Given records →
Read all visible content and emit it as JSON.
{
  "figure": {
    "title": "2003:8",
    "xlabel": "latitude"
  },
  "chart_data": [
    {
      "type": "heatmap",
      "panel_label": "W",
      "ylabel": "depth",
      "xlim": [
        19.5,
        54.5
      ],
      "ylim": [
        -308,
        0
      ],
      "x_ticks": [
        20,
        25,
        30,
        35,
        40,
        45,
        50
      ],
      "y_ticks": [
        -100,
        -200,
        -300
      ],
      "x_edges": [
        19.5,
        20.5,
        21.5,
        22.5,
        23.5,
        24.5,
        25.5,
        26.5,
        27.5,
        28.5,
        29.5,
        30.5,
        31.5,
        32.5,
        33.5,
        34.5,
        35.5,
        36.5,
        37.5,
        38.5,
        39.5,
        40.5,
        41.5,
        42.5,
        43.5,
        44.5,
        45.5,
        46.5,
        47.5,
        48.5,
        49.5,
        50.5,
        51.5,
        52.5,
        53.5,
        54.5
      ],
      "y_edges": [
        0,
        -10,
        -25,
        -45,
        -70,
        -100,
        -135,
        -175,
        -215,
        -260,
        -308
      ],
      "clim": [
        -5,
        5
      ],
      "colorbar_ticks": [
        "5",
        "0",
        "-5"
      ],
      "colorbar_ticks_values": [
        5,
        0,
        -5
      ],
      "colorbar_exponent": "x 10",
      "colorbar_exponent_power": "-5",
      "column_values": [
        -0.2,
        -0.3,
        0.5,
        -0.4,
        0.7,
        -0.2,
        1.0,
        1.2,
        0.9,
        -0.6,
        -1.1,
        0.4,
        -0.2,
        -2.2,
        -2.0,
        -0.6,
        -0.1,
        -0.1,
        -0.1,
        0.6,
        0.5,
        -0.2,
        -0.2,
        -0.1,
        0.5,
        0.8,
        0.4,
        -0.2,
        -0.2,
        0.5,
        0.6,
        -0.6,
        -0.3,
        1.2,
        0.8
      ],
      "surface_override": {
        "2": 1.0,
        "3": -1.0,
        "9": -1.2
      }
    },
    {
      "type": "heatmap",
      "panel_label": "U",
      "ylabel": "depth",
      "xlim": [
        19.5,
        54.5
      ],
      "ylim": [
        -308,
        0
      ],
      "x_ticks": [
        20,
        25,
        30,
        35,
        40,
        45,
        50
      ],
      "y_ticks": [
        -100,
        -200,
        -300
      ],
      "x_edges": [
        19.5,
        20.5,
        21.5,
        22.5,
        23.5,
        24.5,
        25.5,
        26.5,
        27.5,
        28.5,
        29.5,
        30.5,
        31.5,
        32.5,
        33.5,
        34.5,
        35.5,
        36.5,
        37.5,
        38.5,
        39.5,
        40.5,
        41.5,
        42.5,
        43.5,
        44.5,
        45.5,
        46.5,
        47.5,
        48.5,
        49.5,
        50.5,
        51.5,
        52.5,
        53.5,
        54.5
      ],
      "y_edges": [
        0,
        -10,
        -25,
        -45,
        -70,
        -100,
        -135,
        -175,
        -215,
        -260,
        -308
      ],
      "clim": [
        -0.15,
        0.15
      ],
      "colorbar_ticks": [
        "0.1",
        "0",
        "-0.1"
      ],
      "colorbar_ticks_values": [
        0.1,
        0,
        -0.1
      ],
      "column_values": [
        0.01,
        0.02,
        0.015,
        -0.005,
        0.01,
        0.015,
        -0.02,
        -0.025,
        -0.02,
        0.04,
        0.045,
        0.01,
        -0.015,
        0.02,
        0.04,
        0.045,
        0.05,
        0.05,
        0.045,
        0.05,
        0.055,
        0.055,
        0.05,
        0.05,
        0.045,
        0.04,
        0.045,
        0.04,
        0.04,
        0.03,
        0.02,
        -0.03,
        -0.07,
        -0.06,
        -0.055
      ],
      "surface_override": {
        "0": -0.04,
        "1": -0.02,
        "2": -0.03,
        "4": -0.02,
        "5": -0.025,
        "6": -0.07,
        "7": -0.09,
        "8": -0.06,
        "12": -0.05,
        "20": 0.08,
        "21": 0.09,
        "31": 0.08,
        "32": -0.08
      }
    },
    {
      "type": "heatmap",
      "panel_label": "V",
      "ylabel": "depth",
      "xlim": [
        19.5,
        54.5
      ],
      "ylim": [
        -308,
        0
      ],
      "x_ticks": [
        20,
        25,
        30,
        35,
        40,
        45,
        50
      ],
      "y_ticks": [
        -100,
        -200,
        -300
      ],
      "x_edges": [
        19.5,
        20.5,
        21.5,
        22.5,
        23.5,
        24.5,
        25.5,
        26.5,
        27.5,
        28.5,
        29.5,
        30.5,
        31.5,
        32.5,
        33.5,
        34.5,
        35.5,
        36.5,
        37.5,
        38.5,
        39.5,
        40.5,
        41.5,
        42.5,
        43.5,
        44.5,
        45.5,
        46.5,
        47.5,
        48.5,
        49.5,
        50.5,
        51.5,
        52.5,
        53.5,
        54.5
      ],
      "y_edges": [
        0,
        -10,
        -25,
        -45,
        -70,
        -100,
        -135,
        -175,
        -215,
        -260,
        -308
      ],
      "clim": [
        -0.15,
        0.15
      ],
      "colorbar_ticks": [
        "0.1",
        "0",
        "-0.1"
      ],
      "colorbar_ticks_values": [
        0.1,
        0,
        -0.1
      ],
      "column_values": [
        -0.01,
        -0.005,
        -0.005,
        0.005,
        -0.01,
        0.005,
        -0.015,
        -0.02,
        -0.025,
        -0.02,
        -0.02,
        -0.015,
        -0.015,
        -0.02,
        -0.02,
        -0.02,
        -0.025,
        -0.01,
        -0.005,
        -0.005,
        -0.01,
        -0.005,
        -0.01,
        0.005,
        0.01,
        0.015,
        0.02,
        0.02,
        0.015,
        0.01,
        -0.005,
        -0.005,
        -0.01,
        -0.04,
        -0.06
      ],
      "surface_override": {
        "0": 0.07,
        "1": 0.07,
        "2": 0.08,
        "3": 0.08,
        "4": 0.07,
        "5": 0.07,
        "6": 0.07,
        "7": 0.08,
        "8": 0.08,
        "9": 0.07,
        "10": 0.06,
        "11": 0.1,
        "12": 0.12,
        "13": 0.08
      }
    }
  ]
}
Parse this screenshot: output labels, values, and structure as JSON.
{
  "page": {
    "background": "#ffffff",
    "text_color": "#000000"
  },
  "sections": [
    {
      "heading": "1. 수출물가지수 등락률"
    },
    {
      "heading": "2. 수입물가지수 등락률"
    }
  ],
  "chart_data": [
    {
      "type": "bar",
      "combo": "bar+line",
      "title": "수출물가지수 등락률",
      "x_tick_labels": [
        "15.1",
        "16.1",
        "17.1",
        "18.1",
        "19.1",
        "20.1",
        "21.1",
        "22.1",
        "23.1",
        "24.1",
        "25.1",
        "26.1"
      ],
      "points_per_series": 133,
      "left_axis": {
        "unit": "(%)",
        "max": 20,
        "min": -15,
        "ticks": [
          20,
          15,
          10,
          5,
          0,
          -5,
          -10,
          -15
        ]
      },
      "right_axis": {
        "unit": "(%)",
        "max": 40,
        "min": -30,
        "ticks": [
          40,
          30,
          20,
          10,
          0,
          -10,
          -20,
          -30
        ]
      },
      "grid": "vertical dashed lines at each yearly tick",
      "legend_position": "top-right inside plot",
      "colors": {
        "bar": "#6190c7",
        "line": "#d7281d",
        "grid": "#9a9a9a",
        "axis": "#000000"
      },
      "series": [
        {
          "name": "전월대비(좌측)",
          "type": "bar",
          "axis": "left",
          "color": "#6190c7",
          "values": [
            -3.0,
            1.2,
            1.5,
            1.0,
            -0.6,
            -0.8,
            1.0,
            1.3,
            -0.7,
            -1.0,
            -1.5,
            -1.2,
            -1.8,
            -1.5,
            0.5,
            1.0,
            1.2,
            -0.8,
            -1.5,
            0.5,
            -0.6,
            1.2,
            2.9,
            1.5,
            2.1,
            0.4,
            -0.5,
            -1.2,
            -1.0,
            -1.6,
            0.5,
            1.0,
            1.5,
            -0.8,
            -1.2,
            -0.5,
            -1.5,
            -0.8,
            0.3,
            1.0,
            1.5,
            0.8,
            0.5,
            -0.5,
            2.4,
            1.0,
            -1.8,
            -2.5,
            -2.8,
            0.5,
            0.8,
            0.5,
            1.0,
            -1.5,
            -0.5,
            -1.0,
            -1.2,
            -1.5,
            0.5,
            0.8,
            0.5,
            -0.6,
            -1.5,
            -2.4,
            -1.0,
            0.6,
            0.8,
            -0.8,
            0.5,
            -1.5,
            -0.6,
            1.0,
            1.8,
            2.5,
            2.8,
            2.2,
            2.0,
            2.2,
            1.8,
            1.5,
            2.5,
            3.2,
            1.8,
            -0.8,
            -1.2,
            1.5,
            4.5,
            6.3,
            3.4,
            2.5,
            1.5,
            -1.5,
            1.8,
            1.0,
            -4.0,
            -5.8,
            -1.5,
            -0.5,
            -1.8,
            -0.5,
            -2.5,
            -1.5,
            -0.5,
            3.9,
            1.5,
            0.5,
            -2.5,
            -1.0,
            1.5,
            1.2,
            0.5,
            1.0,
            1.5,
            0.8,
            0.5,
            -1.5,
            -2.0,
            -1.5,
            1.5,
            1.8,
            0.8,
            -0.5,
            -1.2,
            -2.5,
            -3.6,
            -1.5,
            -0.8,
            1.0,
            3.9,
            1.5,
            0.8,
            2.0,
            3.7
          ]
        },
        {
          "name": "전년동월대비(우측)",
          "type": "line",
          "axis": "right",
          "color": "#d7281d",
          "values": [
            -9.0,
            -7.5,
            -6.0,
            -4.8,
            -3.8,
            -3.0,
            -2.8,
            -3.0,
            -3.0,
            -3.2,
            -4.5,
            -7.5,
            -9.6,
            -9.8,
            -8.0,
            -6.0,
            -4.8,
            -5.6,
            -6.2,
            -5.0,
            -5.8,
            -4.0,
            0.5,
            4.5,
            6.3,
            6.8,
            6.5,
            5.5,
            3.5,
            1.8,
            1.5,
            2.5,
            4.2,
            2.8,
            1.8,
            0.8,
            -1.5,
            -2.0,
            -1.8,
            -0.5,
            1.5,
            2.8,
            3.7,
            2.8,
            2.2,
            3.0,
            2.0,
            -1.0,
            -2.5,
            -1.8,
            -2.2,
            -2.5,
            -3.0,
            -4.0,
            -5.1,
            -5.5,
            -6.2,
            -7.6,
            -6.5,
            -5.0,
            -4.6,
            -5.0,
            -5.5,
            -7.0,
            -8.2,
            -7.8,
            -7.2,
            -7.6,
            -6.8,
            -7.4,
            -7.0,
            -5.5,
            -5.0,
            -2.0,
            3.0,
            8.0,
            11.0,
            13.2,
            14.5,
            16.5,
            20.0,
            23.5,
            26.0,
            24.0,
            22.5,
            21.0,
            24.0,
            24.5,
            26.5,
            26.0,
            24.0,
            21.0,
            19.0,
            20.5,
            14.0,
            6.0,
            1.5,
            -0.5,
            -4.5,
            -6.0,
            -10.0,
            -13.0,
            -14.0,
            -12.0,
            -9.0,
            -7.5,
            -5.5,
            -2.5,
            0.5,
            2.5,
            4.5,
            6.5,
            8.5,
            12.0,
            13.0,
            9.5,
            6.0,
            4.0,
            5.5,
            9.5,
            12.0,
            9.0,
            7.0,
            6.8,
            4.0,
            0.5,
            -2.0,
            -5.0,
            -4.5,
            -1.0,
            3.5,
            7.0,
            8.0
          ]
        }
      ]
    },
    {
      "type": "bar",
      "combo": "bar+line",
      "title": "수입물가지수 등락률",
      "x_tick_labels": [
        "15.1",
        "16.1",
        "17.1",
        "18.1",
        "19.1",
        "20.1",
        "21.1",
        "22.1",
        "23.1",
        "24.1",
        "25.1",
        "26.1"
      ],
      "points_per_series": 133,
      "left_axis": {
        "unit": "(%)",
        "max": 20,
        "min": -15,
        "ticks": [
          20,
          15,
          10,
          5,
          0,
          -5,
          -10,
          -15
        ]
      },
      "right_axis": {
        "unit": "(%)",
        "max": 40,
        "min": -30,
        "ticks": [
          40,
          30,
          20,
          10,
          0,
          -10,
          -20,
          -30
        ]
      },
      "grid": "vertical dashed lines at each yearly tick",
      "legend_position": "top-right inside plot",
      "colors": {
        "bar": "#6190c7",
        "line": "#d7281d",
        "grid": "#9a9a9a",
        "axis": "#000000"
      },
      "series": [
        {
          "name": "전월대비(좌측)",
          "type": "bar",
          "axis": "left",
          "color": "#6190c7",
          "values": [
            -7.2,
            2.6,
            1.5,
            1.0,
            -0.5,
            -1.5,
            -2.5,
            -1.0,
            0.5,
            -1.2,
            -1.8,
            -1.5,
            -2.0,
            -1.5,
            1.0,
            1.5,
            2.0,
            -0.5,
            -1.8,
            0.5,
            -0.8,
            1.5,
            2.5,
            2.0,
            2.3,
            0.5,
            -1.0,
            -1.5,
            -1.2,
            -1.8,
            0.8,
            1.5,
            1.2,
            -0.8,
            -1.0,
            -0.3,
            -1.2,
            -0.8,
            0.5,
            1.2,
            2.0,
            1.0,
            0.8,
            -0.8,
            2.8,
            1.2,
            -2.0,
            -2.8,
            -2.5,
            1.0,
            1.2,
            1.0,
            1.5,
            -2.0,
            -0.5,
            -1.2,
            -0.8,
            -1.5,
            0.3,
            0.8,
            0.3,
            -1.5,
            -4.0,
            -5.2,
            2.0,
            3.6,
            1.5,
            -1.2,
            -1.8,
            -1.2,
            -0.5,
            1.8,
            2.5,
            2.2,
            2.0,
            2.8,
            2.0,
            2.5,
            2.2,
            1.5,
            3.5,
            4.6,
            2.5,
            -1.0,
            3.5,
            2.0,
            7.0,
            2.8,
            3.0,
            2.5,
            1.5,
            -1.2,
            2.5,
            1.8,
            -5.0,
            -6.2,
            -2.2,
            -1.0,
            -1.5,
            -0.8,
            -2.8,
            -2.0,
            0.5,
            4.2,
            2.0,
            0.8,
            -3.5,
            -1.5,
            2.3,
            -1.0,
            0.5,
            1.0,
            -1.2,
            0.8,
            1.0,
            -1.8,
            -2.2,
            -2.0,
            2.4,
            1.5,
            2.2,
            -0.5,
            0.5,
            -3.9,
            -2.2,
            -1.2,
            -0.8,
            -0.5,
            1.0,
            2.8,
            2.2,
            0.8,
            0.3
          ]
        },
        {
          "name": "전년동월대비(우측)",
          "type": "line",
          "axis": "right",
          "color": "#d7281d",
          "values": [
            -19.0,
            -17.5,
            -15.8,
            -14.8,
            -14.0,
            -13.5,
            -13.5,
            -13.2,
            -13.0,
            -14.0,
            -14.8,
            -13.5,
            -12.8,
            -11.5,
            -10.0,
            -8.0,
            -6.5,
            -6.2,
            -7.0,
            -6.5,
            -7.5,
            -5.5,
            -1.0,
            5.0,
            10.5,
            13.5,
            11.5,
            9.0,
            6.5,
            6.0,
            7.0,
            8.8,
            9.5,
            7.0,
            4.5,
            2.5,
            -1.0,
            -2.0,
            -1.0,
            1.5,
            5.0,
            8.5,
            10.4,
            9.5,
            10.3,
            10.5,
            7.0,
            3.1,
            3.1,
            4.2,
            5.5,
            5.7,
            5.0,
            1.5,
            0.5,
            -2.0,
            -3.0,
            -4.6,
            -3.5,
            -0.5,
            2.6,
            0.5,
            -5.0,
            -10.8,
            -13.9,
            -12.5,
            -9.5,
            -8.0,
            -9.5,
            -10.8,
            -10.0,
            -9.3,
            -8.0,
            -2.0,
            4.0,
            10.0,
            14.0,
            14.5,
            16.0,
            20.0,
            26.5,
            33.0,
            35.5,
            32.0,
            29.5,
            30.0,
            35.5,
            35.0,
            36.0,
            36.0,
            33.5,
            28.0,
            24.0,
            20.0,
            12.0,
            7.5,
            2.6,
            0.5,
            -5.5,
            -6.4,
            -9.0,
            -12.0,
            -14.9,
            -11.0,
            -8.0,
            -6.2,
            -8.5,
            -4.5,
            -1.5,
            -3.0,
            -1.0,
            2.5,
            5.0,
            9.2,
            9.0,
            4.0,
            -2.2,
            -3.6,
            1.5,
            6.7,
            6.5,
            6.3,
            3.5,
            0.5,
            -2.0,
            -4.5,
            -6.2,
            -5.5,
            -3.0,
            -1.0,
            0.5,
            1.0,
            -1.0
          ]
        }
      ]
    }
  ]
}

Task →
Copy out all lines above that include the string "수출물가지수".

Result →
      "heading": "1. 수출물가지수 등락률"
      "title": "수출물가지수 등락률",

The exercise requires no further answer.